# Supplied data:

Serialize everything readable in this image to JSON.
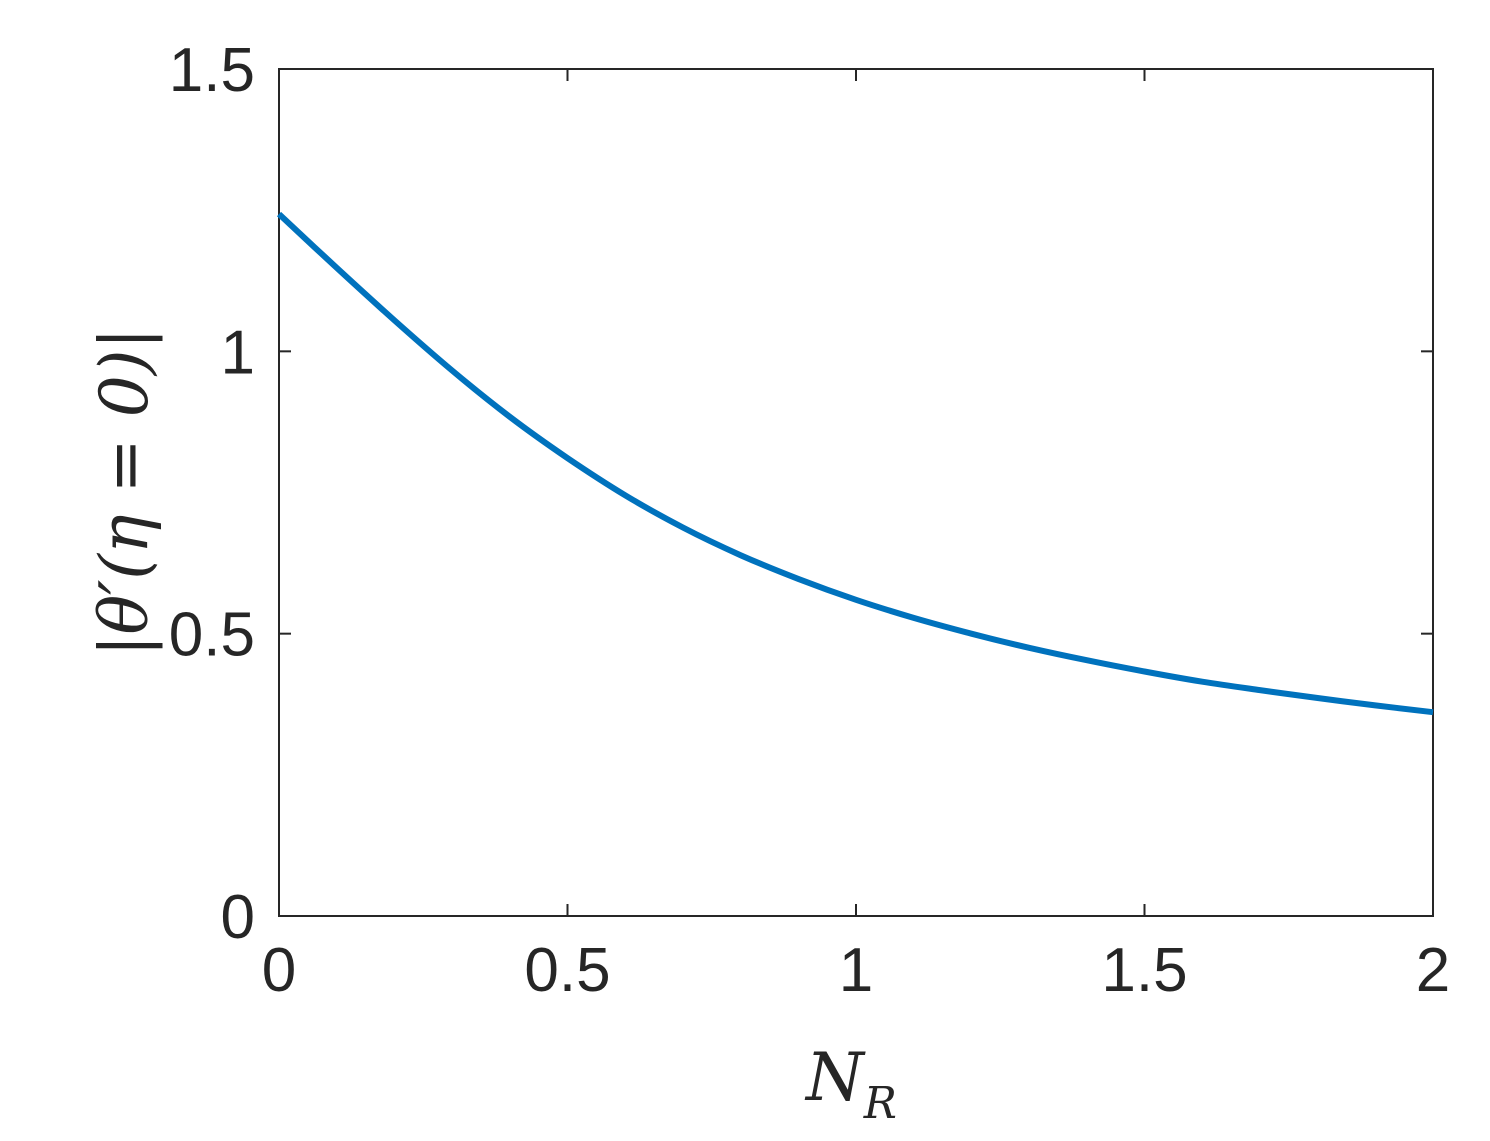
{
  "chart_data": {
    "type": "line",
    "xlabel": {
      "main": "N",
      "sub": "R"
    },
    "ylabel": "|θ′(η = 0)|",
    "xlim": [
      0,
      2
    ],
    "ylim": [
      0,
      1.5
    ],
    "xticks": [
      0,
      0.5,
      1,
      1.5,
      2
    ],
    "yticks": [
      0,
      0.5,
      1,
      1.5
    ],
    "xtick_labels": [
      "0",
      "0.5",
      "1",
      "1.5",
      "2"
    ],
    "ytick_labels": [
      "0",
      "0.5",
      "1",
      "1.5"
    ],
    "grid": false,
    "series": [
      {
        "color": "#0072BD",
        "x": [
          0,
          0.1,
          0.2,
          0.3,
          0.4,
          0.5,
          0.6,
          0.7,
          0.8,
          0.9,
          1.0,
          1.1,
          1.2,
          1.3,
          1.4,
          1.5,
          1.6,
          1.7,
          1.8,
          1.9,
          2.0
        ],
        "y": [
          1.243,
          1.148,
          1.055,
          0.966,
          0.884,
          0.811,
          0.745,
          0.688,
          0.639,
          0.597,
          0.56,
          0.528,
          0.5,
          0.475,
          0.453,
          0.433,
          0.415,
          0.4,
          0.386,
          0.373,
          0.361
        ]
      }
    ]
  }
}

# What you should do:
Print every record above exactly as written, leaving out the pictures.

# Output for this exercise:
Serialize everything readable in this image to JSON.
{
  "chart_data": {
    "type": "line",
    "xlabel": {
      "main": "N",
      "sub": "R"
    },
    "ylabel": "|θ′(η = 0)|",
    "xlim": [
      0,
      2
    ],
    "ylim": [
      0,
      1.5
    ],
    "xticks": [
      0,
      0.5,
      1,
      1.5,
      2
    ],
    "yticks": [
      0,
      0.5,
      1,
      1.5
    ],
    "xtick_labels": [
      "0",
      "0.5",
      "1",
      "1.5",
      "2"
    ],
    "ytick_labels": [
      "0",
      "0.5",
      "1",
      "1.5"
    ],
    "grid": false,
    "series": [
      {
        "color": "#0072BD",
        "x": [
          0,
          0.1,
          0.2,
          0.3,
          0.4,
          0.5,
          0.6,
          0.7,
          0.8,
          0.9,
          1.0,
          1.1,
          1.2,
          1.3,
          1.4,
          1.5,
          1.6,
          1.7,
          1.8,
          1.9,
          2.0
        ],
        "y": [
          1.243,
          1.148,
          1.055,
          0.966,
          0.884,
          0.811,
          0.745,
          0.688,
          0.639,
          0.597,
          0.56,
          0.528,
          0.5,
          0.475,
          0.453,
          0.433,
          0.415,
          0.4,
          0.386,
          0.373,
          0.361
        ]
      }
    ]
  }
}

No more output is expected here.